* Exercise prompt:
Report only the number of lines that hold the word "this".

· · · · · · ·

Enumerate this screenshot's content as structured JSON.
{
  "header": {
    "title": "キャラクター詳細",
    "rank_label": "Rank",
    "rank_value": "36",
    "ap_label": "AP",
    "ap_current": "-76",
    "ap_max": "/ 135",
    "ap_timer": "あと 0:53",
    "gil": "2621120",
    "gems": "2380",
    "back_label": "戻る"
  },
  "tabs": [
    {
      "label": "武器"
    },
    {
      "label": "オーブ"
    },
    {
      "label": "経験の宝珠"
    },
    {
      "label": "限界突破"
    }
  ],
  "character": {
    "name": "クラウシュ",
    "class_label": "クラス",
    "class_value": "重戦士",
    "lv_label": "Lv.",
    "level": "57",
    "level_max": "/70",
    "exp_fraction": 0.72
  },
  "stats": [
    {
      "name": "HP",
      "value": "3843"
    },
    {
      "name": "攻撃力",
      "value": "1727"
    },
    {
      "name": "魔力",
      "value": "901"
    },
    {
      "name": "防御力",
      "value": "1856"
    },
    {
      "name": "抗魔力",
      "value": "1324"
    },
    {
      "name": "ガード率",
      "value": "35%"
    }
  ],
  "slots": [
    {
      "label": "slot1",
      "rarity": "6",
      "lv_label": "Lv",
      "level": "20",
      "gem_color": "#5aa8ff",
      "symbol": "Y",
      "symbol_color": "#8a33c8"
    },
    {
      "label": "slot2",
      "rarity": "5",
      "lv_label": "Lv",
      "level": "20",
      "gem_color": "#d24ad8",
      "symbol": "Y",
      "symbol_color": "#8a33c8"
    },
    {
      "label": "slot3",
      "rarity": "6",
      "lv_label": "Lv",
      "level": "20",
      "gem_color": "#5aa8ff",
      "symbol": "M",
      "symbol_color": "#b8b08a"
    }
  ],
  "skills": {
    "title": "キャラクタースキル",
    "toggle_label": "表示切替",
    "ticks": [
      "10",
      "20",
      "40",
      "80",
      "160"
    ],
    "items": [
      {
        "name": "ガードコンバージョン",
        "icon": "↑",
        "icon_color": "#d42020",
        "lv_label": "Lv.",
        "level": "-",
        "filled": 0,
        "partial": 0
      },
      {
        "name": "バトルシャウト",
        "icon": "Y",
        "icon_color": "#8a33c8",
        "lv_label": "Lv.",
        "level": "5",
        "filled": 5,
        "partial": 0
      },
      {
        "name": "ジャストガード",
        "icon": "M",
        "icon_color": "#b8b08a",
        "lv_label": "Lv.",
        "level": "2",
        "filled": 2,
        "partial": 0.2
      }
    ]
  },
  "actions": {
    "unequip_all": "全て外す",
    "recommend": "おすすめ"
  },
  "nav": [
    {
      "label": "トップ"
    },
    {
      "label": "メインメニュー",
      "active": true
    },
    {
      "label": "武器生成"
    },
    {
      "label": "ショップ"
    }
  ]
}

· · · · · · ·

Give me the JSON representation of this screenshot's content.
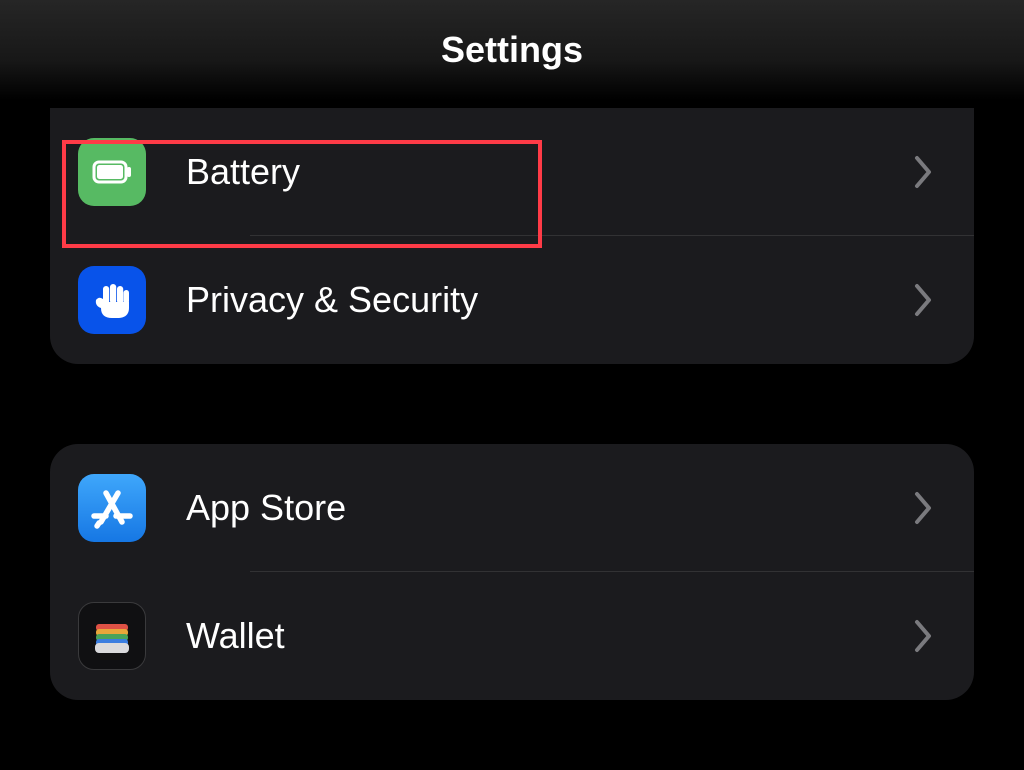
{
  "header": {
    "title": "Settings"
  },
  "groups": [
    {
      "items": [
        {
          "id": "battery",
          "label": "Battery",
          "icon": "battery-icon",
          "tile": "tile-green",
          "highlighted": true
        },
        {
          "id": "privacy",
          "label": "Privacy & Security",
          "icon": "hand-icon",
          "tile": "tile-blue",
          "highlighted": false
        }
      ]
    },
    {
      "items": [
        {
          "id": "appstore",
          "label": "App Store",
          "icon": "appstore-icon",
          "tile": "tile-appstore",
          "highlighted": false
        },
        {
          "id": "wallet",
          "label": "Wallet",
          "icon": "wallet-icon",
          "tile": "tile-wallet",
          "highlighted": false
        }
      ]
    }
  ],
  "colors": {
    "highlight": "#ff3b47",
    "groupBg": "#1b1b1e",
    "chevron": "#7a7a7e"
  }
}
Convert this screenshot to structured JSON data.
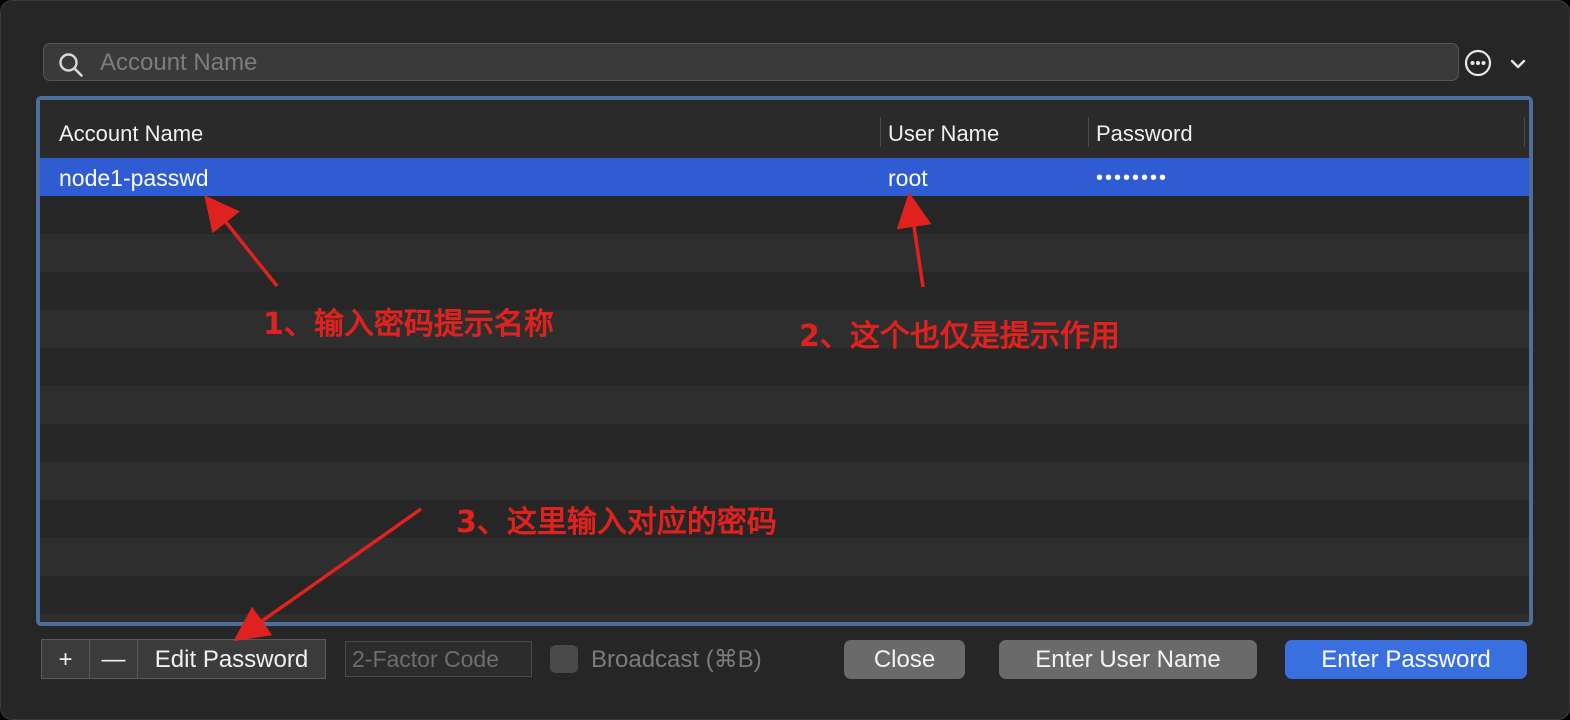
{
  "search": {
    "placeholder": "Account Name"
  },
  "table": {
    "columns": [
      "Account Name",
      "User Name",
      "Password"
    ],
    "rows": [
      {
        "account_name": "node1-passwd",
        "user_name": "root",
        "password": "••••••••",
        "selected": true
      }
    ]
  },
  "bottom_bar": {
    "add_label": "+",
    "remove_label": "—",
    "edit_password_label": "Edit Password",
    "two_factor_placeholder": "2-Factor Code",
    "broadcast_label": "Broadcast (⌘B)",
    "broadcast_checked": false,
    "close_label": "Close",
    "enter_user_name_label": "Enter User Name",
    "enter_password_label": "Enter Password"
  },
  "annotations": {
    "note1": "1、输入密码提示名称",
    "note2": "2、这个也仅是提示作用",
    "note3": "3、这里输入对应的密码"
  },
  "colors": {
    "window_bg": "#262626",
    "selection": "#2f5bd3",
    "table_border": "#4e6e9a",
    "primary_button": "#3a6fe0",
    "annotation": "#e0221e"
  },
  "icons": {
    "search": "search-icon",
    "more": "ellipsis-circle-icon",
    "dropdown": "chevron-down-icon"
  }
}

· · · · · · ·

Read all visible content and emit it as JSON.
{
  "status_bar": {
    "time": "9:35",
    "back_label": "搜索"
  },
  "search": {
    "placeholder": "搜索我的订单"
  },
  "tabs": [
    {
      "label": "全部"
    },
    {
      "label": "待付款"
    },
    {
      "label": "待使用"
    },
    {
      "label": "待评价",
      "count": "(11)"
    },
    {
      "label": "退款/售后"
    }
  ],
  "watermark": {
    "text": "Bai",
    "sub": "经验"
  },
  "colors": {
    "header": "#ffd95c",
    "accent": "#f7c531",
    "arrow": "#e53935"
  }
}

· · · · · · ·

* Output of the task:
3